>> start Given information
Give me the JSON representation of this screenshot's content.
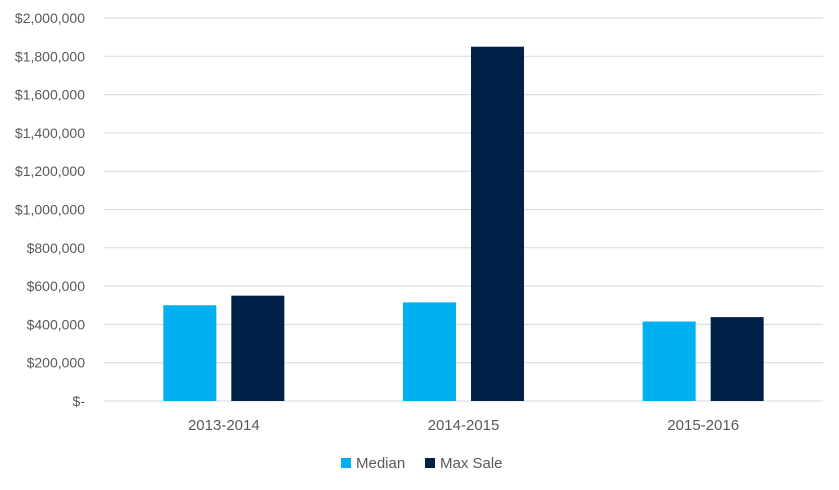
{
  "chart_data": {
    "type": "bar",
    "categories": [
      "2013-2014",
      "2014-2015",
      "2015-2016"
    ],
    "series": [
      {
        "name": "Median",
        "values": [
          500000,
          515000,
          415000
        ],
        "color": "#00B0F0"
      },
      {
        "name": "Max Sale",
        "values": [
          550000,
          1850000,
          438000
        ],
        "color": "#002147"
      }
    ],
    "ylim": [
      0,
      2000000
    ],
    "yticks": [
      {
        "value": 0,
        "label": "$-"
      },
      {
        "value": 200000,
        "label": "$200,000"
      },
      {
        "value": 400000,
        "label": "$400,000"
      },
      {
        "value": 600000,
        "label": "$600,000"
      },
      {
        "value": 800000,
        "label": "$800,000"
      },
      {
        "value": 1000000,
        "label": "$1,000,000"
      },
      {
        "value": 1200000,
        "label": "$1,200,000"
      },
      {
        "value": 1400000,
        "label": "$1,400,000"
      },
      {
        "value": 1600000,
        "label": "$1,600,000"
      },
      {
        "value": 1800000,
        "label": "$1,800,000"
      },
      {
        "value": 2000000,
        "label": "$2,000,000"
      }
    ],
    "grid": true,
    "legend": "bottom",
    "gridColor": "#D9D9D9"
  }
}
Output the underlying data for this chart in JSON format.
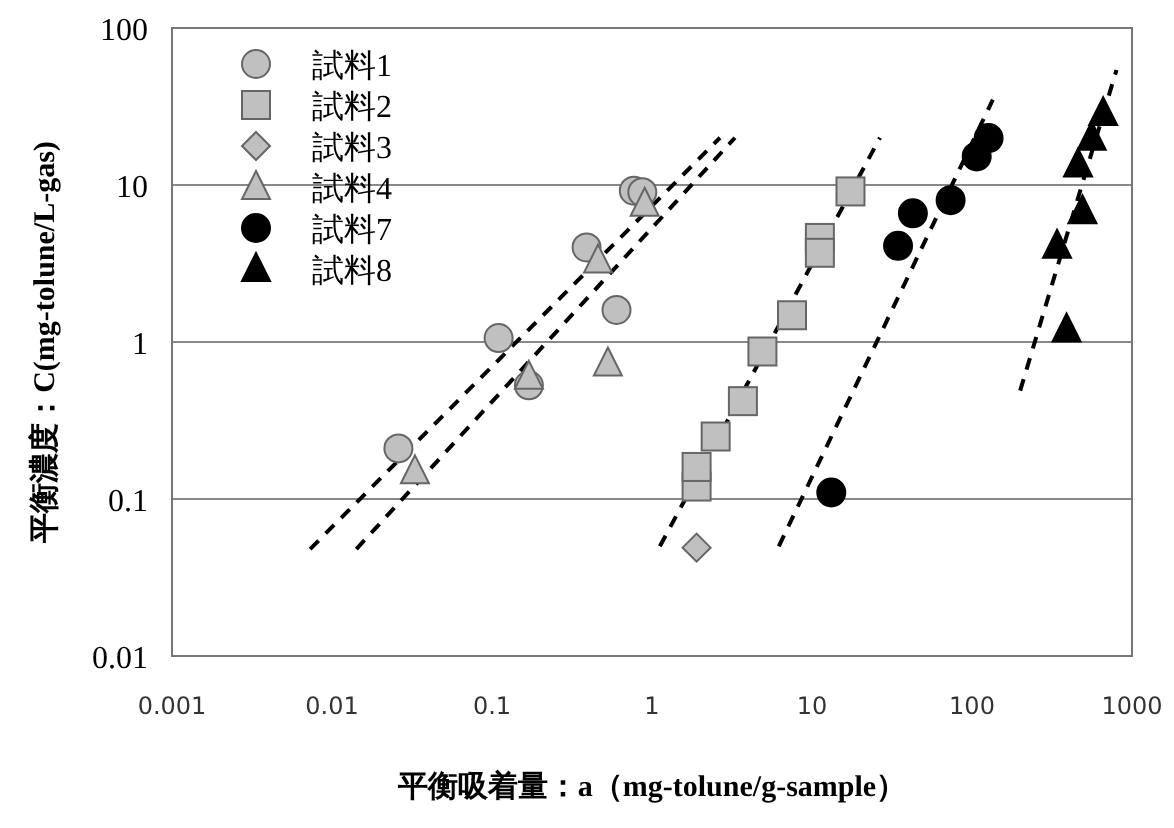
{
  "chart_data": {
    "type": "scatter",
    "xlabel": "平衡吸着量：a（mg-tolune/g-sample）",
    "ylabel": "平衡濃度：C(mg-tolune/L-gas)",
    "log": "xy",
    "grid": "y",
    "legend": "top left",
    "xlim": [
      0.001,
      1000
    ],
    "xticks": [
      0.001,
      0.01,
      0.1,
      1,
      10,
      100,
      1000
    ],
    "ylim": [
      0.01,
      100
    ],
    "yticks": [
      0.01,
      0.1,
      1,
      10,
      100
    ],
    "series": [
      {
        "name": "試料1",
        "type": "scatter",
        "marker": "circle",
        "color": "#c0c0c0",
        "x": [
          0.026,
          0.11,
          0.17,
          0.39,
          0.6,
          0.77,
          0.87
        ],
        "values": [
          0.21,
          1.06,
          0.53,
          4.0,
          1.6,
          9.2,
          9.0
        ]
      },
      {
        "name": "試料2",
        "type": "scatter",
        "marker": "square",
        "color": "#c0c0c0",
        "x": [
          1.9,
          1.9,
          2.5,
          3.7,
          4.9,
          7.5,
          11.2,
          11.2,
          17.4
        ],
        "values": [
          0.12,
          0.16,
          0.25,
          0.42,
          0.87,
          1.48,
          4.6,
          3.7,
          9.1
        ]
      },
      {
        "name": "試料3",
        "type": "scatter",
        "marker": "diamond",
        "color": "#c0c0c0",
        "x": [
          1.9
        ],
        "values": [
          0.049
        ]
      },
      {
        "name": "試料4",
        "type": "scatter",
        "marker": "triangle",
        "color": "#c0c0c0",
        "x": [
          0.033,
          0.17,
          0.46,
          0.53,
          0.9
        ],
        "values": [
          0.15,
          0.6,
          3.3,
          0.73,
          7.6
        ]
      },
      {
        "name": "試料7",
        "type": "scatter",
        "marker": "circle",
        "color": "#000000",
        "x": [
          13.2,
          34.5,
          42.7,
          73.5,
          107,
          127
        ],
        "values": [
          0.11,
          4.1,
          6.6,
          8.0,
          15.2,
          19.9
        ]
      },
      {
        "name": "試料8",
        "type": "scatter",
        "marker": "triangle",
        "color": "#000000",
        "x": [
          390,
          340,
          490,
          460,
          560,
          660
        ],
        "values": [
          1.2,
          4.1,
          6.8,
          13.5,
          20,
          28.7
        ]
      },
      {
        "type": "line",
        "line_style": "dashed",
        "color": "#000000",
        "x": [
          0.0073,
          2.66
        ],
        "values": [
          0.048,
          20
        ]
      },
      {
        "type": "line",
        "line_style": "dashed",
        "color": "#000000",
        "x": [
          0.0142,
          3.3
        ],
        "values": [
          0.048,
          20
        ]
      },
      {
        "type": "line",
        "line_style": "dashed",
        "color": "#000000",
        "x": [
          1.12,
          26.6
        ],
        "values": [
          0.05,
          20
        ]
      },
      {
        "type": "line",
        "line_style": "dashed",
        "color": "#000000",
        "x": [
          6.2,
          135
        ],
        "values": [
          0.05,
          35
        ]
      },
      {
        "type": "line",
        "line_style": "dashed",
        "color": "#000000",
        "x": [
          200,
          800
        ],
        "values": [
          0.49,
          54
        ]
      }
    ]
  }
}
>> end Given information
:: Your instructions ::
Write the material out again exactly as it appears, dropping the pictures.

:: Solution to this problem ::
Give me the JSON representation of this screenshot's content.
{
  "chart_data": {
    "type": "bar",
    "categories": [
      "2013-2014",
      "2014-2015",
      "2015-2016"
    ],
    "series": [
      {
        "name": "Median",
        "values": [
          500000,
          515000,
          415000
        ],
        "color": "#00B0F0"
      },
      {
        "name": "Max Sale",
        "values": [
          550000,
          1850000,
          438000
        ],
        "color": "#002147"
      }
    ],
    "ylim": [
      0,
      2000000
    ],
    "yticks": [
      {
        "value": 0,
        "label": "$-"
      },
      {
        "value": 200000,
        "label": "$200,000"
      },
      {
        "value": 400000,
        "label": "$400,000"
      },
      {
        "value": 600000,
        "label": "$600,000"
      },
      {
        "value": 800000,
        "label": "$800,000"
      },
      {
        "value": 1000000,
        "label": "$1,000,000"
      },
      {
        "value": 1200000,
        "label": "$1,200,000"
      },
      {
        "value": 1400000,
        "label": "$1,400,000"
      },
      {
        "value": 1600000,
        "label": "$1,600,000"
      },
      {
        "value": 1800000,
        "label": "$1,800,000"
      },
      {
        "value": 2000000,
        "label": "$2,000,000"
      }
    ],
    "grid": true,
    "legend": "bottom",
    "gridColor": "#D9D9D9"
  }
}
Output the underlying data for this chart in JSON format.
{
  "chart_data": {
    "type": "scatter",
    "xlabel": "平衡吸着量：a（mg-tolune/g-sample）",
    "ylabel": "平衡濃度：C(mg-tolune/L-gas)",
    "log": "xy",
    "grid": "y",
    "legend": "top left",
    "xlim": [
      0.001,
      1000
    ],
    "xticks": [
      0.001,
      0.01,
      0.1,
      1,
      10,
      100,
      1000
    ],
    "ylim": [
      0.01,
      100
    ],
    "yticks": [
      0.01,
      0.1,
      1,
      10,
      100
    ],
    "series": [
      {
        "name": "試料1",
        "type": "scatter",
        "marker": "circle",
        "color": "#c0c0c0",
        "x": [
          0.026,
          0.11,
          0.17,
          0.39,
          0.6,
          0.77,
          0.87
        ],
        "values": [
          0.21,
          1.06,
          0.53,
          4.0,
          1.6,
          9.2,
          9.0
        ]
      },
      {
        "name": "試料2",
        "type": "scatter",
        "marker": "square",
        "color": "#c0c0c0",
        "x": [
          1.9,
          1.9,
          2.5,
          3.7,
          4.9,
          7.5,
          11.2,
          11.2,
          17.4
        ],
        "values": [
          0.12,
          0.16,
          0.25,
          0.42,
          0.87,
          1.48,
          4.6,
          3.7,
          9.1
        ]
      },
      {
        "name": "試料3",
        "type": "scatter",
        "marker": "diamond",
        "color": "#c0c0c0",
        "x": [
          1.9
        ],
        "values": [
          0.049
        ]
      },
      {
        "name": "試料4",
        "type": "scatter",
        "marker": "triangle",
        "color": "#c0c0c0",
        "x": [
          0.033,
          0.17,
          0.46,
          0.53,
          0.9
        ],
        "values": [
          0.15,
          0.6,
          3.3,
          0.73,
          7.6
        ]
      },
      {
        "name": "試料7",
        "type": "scatter",
        "marker": "circle",
        "color": "#000000",
        "x": [
          13.2,
          34.5,
          42.7,
          73.5,
          107,
          127
        ],
        "values": [
          0.11,
          4.1,
          6.6,
          8.0,
          15.2,
          19.9
        ]
      },
      {
        "name": "試料8",
        "type": "scatter",
        "marker": "triangle",
        "color": "#000000",
        "x": [
          390,
          340,
          490,
          460,
          560,
          660
        ],
        "values": [
          1.2,
          4.1,
          6.8,
          13.5,
          20,
          28.7
        ]
      },
      {
        "type": "line",
        "line_style": "dashed",
        "color": "#000000",
        "x": [
          0.0073,
          2.66
        ],
        "values": [
          0.048,
          20
        ]
      },
      {
        "type": "line",
        "line_style": "dashed",
        "color": "#000000",
        "x": [
          0.0142,
          3.3
        ],
        "values": [
          0.048,
          20
        ]
      },
      {
        "type": "line",
        "line_style": "dashed",
        "color": "#000000",
        "x": [
          1.12,
          26.6
        ],
        "values": [
          0.05,
          20
        ]
      },
      {
        "type": "line",
        "line_style": "dashed",
        "color": "#000000",
        "x": [
          6.2,
          135
        ],
        "values": [
          0.05,
          35
        ]
      },
      {
        "type": "line",
        "line_style": "dashed",
        "color": "#000000",
        "x": [
          200,
          800
        ],
        "values": [
          0.49,
          54
        ]
      }
    ]
  }
}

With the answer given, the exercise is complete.